▶ [Given information]:
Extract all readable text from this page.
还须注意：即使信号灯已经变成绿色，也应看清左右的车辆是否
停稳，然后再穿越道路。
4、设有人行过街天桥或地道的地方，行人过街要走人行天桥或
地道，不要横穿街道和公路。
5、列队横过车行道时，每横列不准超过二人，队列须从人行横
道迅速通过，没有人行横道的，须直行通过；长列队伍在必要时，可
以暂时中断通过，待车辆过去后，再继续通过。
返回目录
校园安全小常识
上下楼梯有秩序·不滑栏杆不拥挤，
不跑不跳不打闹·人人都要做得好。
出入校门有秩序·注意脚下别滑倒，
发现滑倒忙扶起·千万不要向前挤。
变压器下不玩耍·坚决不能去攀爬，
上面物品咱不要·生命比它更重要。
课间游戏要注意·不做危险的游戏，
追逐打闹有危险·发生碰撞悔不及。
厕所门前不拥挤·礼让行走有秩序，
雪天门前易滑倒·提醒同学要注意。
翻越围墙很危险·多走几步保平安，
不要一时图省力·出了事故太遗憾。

▶ [Aim]:
Write the material out again word for word.

▶ [Answer to the exercise]:
Extract all readable text from this page.
还须注意：即使信号灯已经变成绿色，也应看清左右的车辆是否
停稳，然后再穿越道路。
4、设有人行过街天桥或地道的地方，行人过街要走人行天桥或
地道，不要横穿街道和公路。
5、列队横过车行道时，每横列不准超过二人，队列须从人行横
道迅速通过，没有人行横道的，须直行通过；长列队伍在必要时，可
以暂时中断通过，待车辆过去后，再继续通过。
返回目录
校园安全小常识
上下楼梯有秩序·不滑栏杆不拥挤，
不跑不跳不打闹·人人都要做得好。
出入校门有秩序·注意脚下别滑倒，
发现滑倒忙扶起·千万不要向前挤。
变压器下不玩耍·坚决不能去攀爬，
上面物品咱不要·生命比它更重要。
课间游戏要注意·不做危险的游戏，
追逐打闹有危险·发生碰撞悔不及。
厕所门前不拥挤·礼让行走有秩序，
雪天门前易滑倒·提醒同学要注意。
翻越围墙很危险·多走几步保平安，
不要一时图省力·出了事故太遗憾。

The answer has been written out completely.